Records contained in a dataset

# # #

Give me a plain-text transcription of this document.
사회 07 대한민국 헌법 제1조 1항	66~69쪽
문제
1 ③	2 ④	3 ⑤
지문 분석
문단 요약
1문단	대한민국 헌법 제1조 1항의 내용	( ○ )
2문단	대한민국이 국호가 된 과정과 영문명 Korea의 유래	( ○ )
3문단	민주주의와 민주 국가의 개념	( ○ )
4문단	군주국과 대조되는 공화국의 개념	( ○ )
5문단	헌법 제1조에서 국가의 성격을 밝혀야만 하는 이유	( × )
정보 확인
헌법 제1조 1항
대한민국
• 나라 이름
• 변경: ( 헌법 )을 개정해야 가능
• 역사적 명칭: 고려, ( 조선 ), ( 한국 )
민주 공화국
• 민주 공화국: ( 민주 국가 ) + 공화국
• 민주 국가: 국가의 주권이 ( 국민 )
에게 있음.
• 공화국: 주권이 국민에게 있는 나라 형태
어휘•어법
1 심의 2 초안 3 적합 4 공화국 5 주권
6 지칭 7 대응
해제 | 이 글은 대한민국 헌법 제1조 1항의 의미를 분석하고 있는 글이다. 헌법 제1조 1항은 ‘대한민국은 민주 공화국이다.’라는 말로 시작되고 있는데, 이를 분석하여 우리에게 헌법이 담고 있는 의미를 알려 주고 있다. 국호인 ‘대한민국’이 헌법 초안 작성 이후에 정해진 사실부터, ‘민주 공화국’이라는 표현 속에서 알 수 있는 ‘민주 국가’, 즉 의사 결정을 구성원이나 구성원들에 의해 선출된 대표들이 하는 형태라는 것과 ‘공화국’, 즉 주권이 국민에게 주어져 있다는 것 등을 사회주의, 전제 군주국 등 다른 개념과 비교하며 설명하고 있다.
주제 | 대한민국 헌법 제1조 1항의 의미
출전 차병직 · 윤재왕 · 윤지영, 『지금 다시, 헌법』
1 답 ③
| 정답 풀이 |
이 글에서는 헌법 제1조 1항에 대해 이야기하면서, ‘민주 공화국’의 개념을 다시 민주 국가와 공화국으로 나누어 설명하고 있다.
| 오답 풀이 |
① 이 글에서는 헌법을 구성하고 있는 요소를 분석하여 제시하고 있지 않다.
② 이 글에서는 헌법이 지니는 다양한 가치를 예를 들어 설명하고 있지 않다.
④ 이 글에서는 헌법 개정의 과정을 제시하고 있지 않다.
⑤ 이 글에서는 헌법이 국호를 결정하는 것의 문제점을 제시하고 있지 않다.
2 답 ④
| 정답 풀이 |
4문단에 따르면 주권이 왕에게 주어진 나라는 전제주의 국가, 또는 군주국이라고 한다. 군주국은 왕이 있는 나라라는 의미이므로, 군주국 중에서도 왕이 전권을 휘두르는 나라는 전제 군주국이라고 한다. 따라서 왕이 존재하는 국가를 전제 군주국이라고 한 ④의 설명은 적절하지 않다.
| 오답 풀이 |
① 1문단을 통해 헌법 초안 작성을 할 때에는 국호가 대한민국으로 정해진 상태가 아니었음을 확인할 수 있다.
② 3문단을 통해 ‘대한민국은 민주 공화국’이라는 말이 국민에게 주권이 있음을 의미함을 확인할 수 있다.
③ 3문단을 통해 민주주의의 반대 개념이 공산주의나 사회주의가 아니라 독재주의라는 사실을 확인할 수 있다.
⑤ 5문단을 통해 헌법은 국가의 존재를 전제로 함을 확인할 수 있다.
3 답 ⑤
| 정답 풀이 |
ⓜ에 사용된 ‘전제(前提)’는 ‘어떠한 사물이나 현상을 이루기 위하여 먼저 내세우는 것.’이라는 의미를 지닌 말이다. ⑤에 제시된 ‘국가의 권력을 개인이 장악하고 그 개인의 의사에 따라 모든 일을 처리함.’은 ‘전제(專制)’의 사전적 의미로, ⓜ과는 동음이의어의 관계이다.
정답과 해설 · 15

# # #

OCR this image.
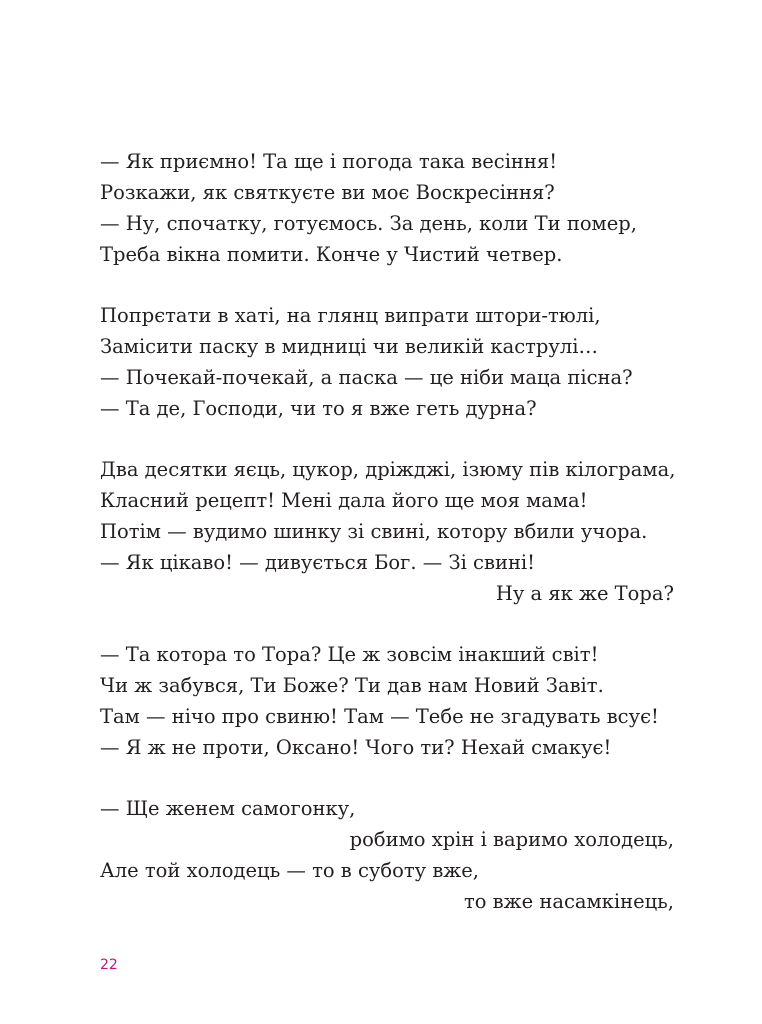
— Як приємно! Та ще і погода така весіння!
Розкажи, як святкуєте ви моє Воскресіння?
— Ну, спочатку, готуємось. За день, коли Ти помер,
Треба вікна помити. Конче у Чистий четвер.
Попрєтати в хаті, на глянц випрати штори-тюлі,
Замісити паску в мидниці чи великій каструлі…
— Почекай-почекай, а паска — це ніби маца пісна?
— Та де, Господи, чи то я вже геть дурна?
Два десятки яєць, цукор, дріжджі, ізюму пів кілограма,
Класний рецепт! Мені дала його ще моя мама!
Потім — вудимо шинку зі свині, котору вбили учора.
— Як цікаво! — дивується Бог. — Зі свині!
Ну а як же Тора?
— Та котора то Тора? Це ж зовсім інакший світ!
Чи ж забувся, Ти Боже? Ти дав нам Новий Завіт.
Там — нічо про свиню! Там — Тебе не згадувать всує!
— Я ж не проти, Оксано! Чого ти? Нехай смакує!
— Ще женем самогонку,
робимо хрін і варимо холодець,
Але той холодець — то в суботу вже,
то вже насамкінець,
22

# # #

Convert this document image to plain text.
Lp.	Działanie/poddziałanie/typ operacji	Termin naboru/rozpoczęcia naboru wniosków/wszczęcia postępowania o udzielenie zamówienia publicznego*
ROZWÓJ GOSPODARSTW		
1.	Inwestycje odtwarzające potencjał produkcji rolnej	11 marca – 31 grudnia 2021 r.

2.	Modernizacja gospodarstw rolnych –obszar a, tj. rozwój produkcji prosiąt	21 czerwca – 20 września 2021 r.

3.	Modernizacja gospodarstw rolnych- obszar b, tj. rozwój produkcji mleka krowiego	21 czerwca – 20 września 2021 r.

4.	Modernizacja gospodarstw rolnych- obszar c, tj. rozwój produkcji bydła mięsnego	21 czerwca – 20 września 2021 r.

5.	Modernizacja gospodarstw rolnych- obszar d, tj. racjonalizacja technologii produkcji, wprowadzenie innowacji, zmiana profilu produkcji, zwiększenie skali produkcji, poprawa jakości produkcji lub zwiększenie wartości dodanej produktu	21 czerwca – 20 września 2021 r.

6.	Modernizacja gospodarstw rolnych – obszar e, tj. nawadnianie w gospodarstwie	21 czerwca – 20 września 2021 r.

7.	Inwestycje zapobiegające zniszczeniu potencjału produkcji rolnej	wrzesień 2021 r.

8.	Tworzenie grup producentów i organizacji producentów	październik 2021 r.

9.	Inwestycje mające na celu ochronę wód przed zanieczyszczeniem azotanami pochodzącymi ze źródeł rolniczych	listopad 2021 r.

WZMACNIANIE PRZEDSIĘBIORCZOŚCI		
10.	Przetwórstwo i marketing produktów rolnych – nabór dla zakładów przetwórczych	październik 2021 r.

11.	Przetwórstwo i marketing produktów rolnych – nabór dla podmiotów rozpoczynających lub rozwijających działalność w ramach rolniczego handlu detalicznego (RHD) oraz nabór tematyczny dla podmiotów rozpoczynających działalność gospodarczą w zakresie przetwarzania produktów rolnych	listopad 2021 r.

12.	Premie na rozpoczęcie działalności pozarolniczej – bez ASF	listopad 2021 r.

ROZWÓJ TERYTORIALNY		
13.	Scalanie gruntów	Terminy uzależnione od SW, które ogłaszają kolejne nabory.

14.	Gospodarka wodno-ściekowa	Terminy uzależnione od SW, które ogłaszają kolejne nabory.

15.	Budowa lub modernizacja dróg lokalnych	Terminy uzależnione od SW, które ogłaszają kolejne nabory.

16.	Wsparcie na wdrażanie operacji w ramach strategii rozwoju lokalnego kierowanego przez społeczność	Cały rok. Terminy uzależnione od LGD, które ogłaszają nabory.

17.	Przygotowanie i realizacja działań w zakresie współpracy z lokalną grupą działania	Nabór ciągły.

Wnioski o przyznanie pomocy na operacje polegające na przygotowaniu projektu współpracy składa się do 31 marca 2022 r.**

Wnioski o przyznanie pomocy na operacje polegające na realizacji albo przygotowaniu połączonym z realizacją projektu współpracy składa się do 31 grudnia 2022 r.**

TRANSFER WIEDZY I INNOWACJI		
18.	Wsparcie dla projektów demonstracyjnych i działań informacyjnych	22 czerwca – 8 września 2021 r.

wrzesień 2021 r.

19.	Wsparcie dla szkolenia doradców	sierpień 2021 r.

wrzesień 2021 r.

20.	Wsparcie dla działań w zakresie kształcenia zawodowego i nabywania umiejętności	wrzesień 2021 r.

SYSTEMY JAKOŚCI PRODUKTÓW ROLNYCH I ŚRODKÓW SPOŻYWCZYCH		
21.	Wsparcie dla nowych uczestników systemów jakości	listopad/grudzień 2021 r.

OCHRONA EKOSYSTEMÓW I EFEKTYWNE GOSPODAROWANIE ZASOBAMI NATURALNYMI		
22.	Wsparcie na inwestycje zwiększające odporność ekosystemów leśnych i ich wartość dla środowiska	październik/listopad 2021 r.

# # #

## What to do
List the lines that contain the word "przyznanie".

## Answer to the exercise
Wnioski o przyznanie pomocy na operacje polegające na przygotowaniu projektu współpracy składa się do 31 marca 2022 r.**
Wnioski o przyznanie pomocy na operacje polegające na realizacji albo przygotowaniu połączonym z realizacją projektu współpracy składa się do 31 grudnia 2022 r.**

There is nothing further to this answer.